__RECORDS FOR THIS TASK__.
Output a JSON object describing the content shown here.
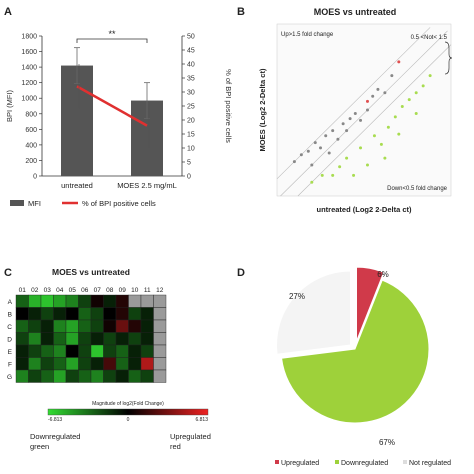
{
  "panels": {
    "a": {
      "label": "A",
      "chart_data": {
        "type": "bar",
        "categories": [
          "untreated",
          "MOES 2.5 mg/mL"
        ],
        "series": [
          {
            "name": "MFI",
            "type": "bar",
            "values": [
              1420,
              970
            ],
            "errors": [
              230,
              230
            ],
            "color": "#555555"
          },
          {
            "name": "% of BPI positive cells",
            "type": "line",
            "values": [
              32,
              18
            ],
            "errors": [
              8,
              8
            ],
            "color": "#e03030"
          }
        ],
        "ylabel": "BPI (MFI)",
        "ylabel_right": "% of BPI positive cells",
        "ylim": [
          0,
          1800
        ],
        "ylim_right": [
          0,
          50
        ],
        "yticks": [
          "0",
          "200",
          "400",
          "600",
          "800",
          "1000",
          "1200",
          "1400",
          "1600",
          "1800"
        ],
        "yticks_right": [
          "0",
          "5",
          "10",
          "15",
          "20",
          "25",
          "30",
          "35",
          "40",
          "45",
          "50"
        ],
        "significance": "**",
        "legend": [
          "MFI",
          "% of BPI positive cells"
        ]
      }
    },
    "b": {
      "label": "B",
      "chart_data": {
        "type": "scatter",
        "title": "MOES vs untreated",
        "xlabel": "untreated (Log2 2-Delta ct)",
        "ylabel": "MOES (Log2 2-Delta ct)",
        "annotations": [
          "Up>1.5 fold change",
          "0.5 <Not< 1.5",
          "Down<0.5 fold change"
        ],
        "series": [
          {
            "name": "Upregulated",
            "color": "#e05050",
            "points": [
              [
                0.7,
                0.78
              ],
              [
                0.52,
                0.55
              ]
            ]
          },
          {
            "name": "Not regulated",
            "color": "#888888",
            "points": [
              [
                0.1,
                0.2
              ],
              [
                0.14,
                0.24
              ],
              [
                0.18,
                0.26
              ],
              [
                0.22,
                0.31
              ],
              [
                0.25,
                0.28
              ],
              [
                0.28,
                0.35
              ],
              [
                0.32,
                0.38
              ],
              [
                0.35,
                0.33
              ],
              [
                0.38,
                0.42
              ],
              [
                0.42,
                0.45
              ],
              [
                0.45,
                0.48
              ],
              [
                0.48,
                0.44
              ],
              [
                0.52,
                0.5
              ],
              [
                0.55,
                0.58
              ],
              [
                0.58,
                0.62
              ],
              [
                0.62,
                0.6
              ],
              [
                0.66,
                0.7
              ],
              [
                0.2,
                0.18
              ],
              [
                0.3,
                0.25
              ],
              [
                0.4,
                0.38
              ]
            ]
          },
          {
            "name": "Downregulated",
            "color": "#a8dc50",
            "points": [
              [
                0.2,
                0.08
              ],
              [
                0.26,
                0.12
              ],
              [
                0.32,
                0.12
              ],
              [
                0.36,
                0.17
              ],
              [
                0.4,
                0.22
              ],
              [
                0.44,
                0.12
              ],
              [
                0.48,
                0.28
              ],
              [
                0.52,
                0.18
              ],
              [
                0.56,
                0.35
              ],
              [
                0.6,
                0.3
              ],
              [
                0.64,
                0.4
              ],
              [
                0.68,
                0.46
              ],
              [
                0.72,
                0.52
              ],
              [
                0.76,
                0.56
              ],
              [
                0.8,
                0.6
              ],
              [
                0.84,
                0.64
              ],
              [
                0.8,
                0.48
              ],
              [
                0.7,
                0.36
              ],
              [
                0.62,
                0.22
              ],
              [
                0.88,
                0.7
              ]
            ]
          }
        ]
      }
    },
    "c": {
      "label": "C",
      "chart_data": {
        "type": "heatmap",
        "title": "MOES vs untreated",
        "columns": [
          "01",
          "02",
          "03",
          "04",
          "05",
          "06",
          "07",
          "08",
          "09",
          "10",
          "11",
          "12"
        ],
        "rows": [
          "A",
          "B",
          "C",
          "D",
          "E",
          "F",
          "G"
        ],
        "values": [
          [
            -3.0,
            -5.5,
            -6.0,
            -5.0,
            -4.0,
            -2.0,
            0.5,
            -1.0,
            1.0,
            0.0,
            -2.0,
            -2.5
          ],
          [
            0.0,
            -1.0,
            -2.0,
            -1.0,
            0.0,
            -3.0,
            -2.0,
            0.0,
            1.0,
            -2.0,
            -1.0,
            -1.5
          ],
          [
            -3.0,
            -2.0,
            -1.0,
            -4.0,
            -5.0,
            -3.0,
            -2.0,
            0.5,
            3.0,
            1.0,
            -1.0,
            -2.0
          ],
          [
            -2.0,
            -4.0,
            -1.0,
            -3.0,
            -5.0,
            -2.0,
            -1.0,
            -2.0,
            -1.0,
            -2.0,
            -1.0,
            -2.0
          ],
          [
            -1.0,
            -2.0,
            -3.0,
            -4.0,
            0.0,
            -2.0,
            -6.0,
            -2.0,
            -3.0,
            -1.0,
            -2.0,
            -1.0
          ],
          [
            -1.0,
            -4.0,
            -2.0,
            -3.0,
            -5.0,
            -2.0,
            -1.0,
            2.0,
            -3.0,
            -1.0,
            5.0,
            -1.0
          ],
          [
            -4.0,
            -2.0,
            -3.0,
            -5.0,
            -2.0,
            -3.0,
            -4.0,
            -2.0,
            -1.0,
            -3.0,
            -2.0,
            -1.0
          ]
        ],
        "gray_cells": [
          [
            0,
            9
          ],
          [
            0,
            10
          ],
          [
            0,
            11
          ],
          [
            1,
            11
          ],
          [
            2,
            11
          ],
          [
            3,
            11
          ],
          [
            4,
            11
          ],
          [
            5,
            11
          ],
          [
            6,
            11
          ]
        ],
        "colorbar": {
          "title": "Magnitude of log2(Fold Change)",
          "min_label": "-6.813",
          "mid_label": "0",
          "max_label": "6.813",
          "min": -6.813,
          "max": 6.813,
          "low_color": "#33dd33",
          "mid_color": "#000000",
          "high_color": "#ee2222"
        },
        "captions": {
          "low_line1": "Downregulated",
          "low_line2": "green",
          "high_line1": "Upregulated",
          "high_line2": "red"
        }
      }
    },
    "d": {
      "label": "D",
      "chart_data": {
        "type": "pie",
        "categories": [
          "Upregulated",
          "Downregulated",
          "Not regulated"
        ],
        "values": [
          6,
          67,
          27
        ],
        "value_labels": [
          "6%",
          "67%",
          "27%"
        ],
        "colors": [
          "#d03a4a",
          "#9ed13a",
          "#f4f4f4"
        ],
        "legend_placement": "bottom"
      }
    }
  }
}
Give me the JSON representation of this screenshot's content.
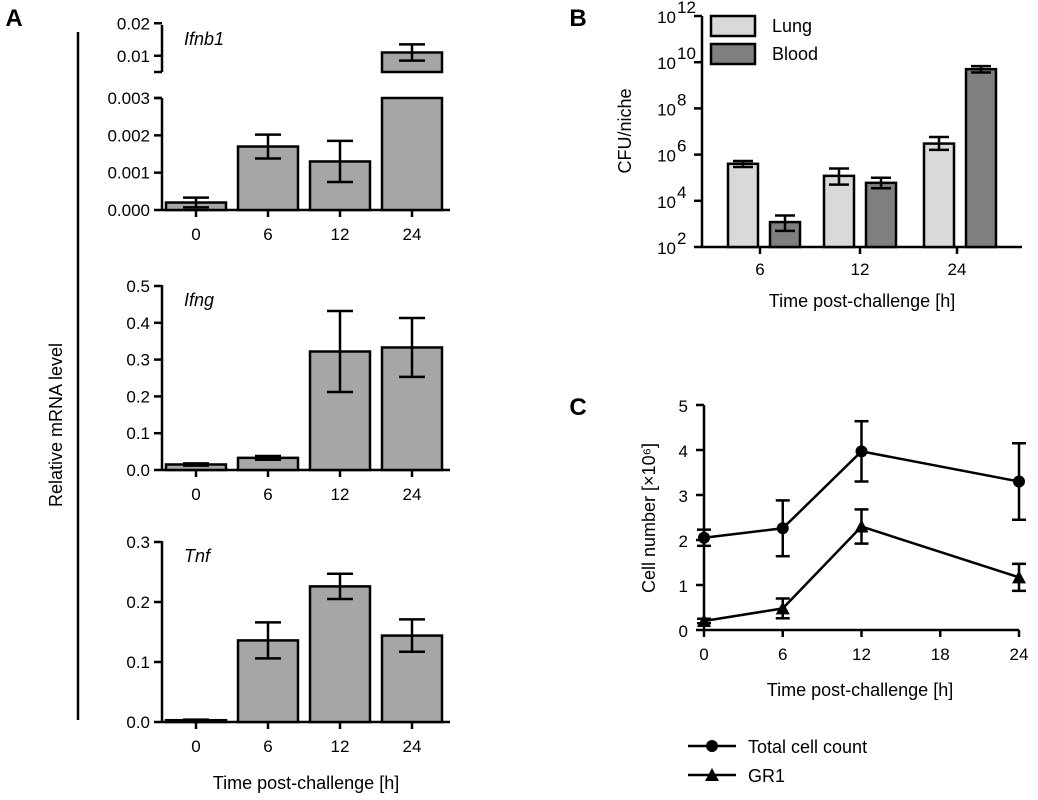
{
  "figure": {
    "panels": [
      "A",
      "B",
      "C"
    ],
    "colors": {
      "bar_a": "#a6a6a6",
      "lung": "#d9d9d9",
      "blood": "#7f7f7f",
      "line": "#000000"
    }
  },
  "chart_data": [
    {
      "panel": "A",
      "type": "bar",
      "title": "Ifnb1",
      "categories": [
        "0",
        "6",
        "12",
        "24"
      ],
      "values": [
        0.0002,
        0.0017,
        0.0013,
        0.011
      ],
      "errors": [
        0.00013,
        0.00032,
        0.00055,
        0.0025
      ],
      "broken_axis": {
        "lower": {
          "ylim": [
            0,
            0.003
          ],
          "yticks": [
            0,
            0.001,
            0.002,
            0.003
          ],
          "tick_labels": [
            "0.000",
            "0.001",
            "0.002",
            "0.003"
          ]
        },
        "upper": {
          "ylim": [
            0.005,
            0.021
          ],
          "yticks": [
            0.01,
            0.02
          ],
          "tick_labels": [
            "0.01",
            "0.02"
          ]
        }
      },
      "ylabel": "Relative mRNA level"
    },
    {
      "panel": "A",
      "type": "bar",
      "title": "Ifng",
      "categories": [
        "0",
        "6",
        "12",
        "24"
      ],
      "values": [
        0.015,
        0.033,
        0.322,
        0.333
      ],
      "errors": [
        0.003,
        0.005,
        0.11,
        0.08
      ],
      "ylim": [
        0,
        0.5
      ],
      "yticks": [
        0,
        0.1,
        0.2,
        0.3,
        0.4,
        0.5
      ],
      "tick_labels": [
        "0.0",
        "0.1",
        "0.2",
        "0.3",
        "0.4",
        "0.5"
      ]
    },
    {
      "panel": "A",
      "type": "bar",
      "title": "Tnf",
      "categories": [
        "0",
        "6",
        "12",
        "24"
      ],
      "values": [
        0.003,
        0.136,
        0.226,
        0.144
      ],
      "errors": [
        0.001,
        0.03,
        0.021,
        0.027
      ],
      "ylim": [
        0,
        0.3
      ],
      "yticks": [
        0,
        0.1,
        0.2,
        0.3
      ],
      "tick_labels": [
        "0.0",
        "0.1",
        "0.2",
        "0.3"
      ],
      "xlabel": "Time post-challenge [h]"
    },
    {
      "panel": "B",
      "type": "bar",
      "scale": "log10",
      "categories": [
        "6",
        "12",
        "24"
      ],
      "series": [
        {
          "name": "Lung",
          "values": [
            400000,
            120000,
            3000000
          ],
          "err_low": [
            290000,
            50000,
            1600000
          ],
          "err_high": [
            530000,
            250000,
            5800000
          ]
        },
        {
          "name": "Blood",
          "values": [
            1200,
            60000,
            5000000000
          ],
          "err_low": [
            500,
            35000,
            3600000000
          ],
          "err_high": [
            2300,
            100000,
            6800000000
          ]
        }
      ],
      "ylim_exp": [
        2,
        12
      ],
      "ytick_exps": [
        2,
        4,
        6,
        8,
        10,
        12
      ],
      "ylabel": "CFU/niche",
      "xlabel": "Time post-challenge [h]",
      "legend": "top-left"
    },
    {
      "panel": "C",
      "type": "line",
      "x": [
        0,
        6,
        12,
        24
      ],
      "series": [
        {
          "name": "Total cell count",
          "marker": "circle",
          "values": [
            2.05,
            2.26,
            3.97,
            3.3
          ],
          "errors": [
            0.18,
            0.62,
            0.67,
            0.85
          ]
        },
        {
          "name": "GR1",
          "marker": "triangle",
          "values": [
            0.2,
            0.48,
            2.3,
            1.17
          ],
          "errors": [
            0.05,
            0.22,
            0.38,
            0.3
          ]
        }
      ],
      "xlim": [
        0,
        24
      ],
      "xticks": [
        0,
        6,
        12,
        18,
        24
      ],
      "ylim": [
        0,
        5
      ],
      "yticks": [
        0,
        1,
        2,
        3,
        4,
        5
      ],
      "ylabel": "Cell number [×10⁶]",
      "xlabel": "Time post-challenge [h]",
      "legend": "bottom"
    }
  ]
}
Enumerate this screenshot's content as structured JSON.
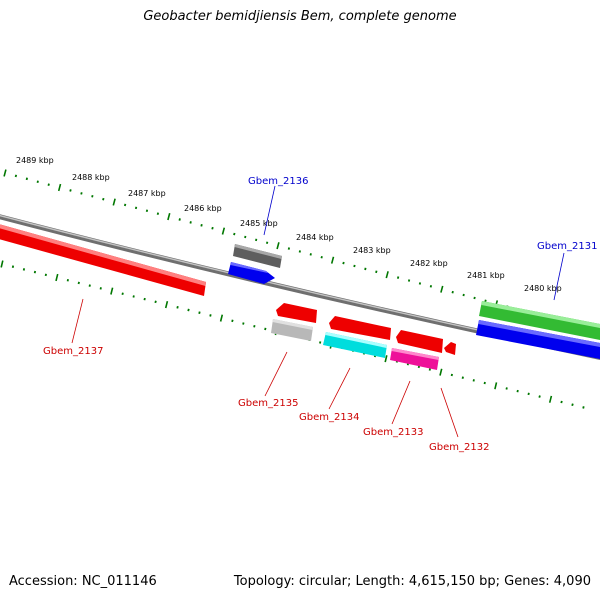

__REQUIREMENT__. State how many lines in the entries above include the word "JSON"; reply with the number alone.

__SOLUTION TO THIS EXERCISE__. 3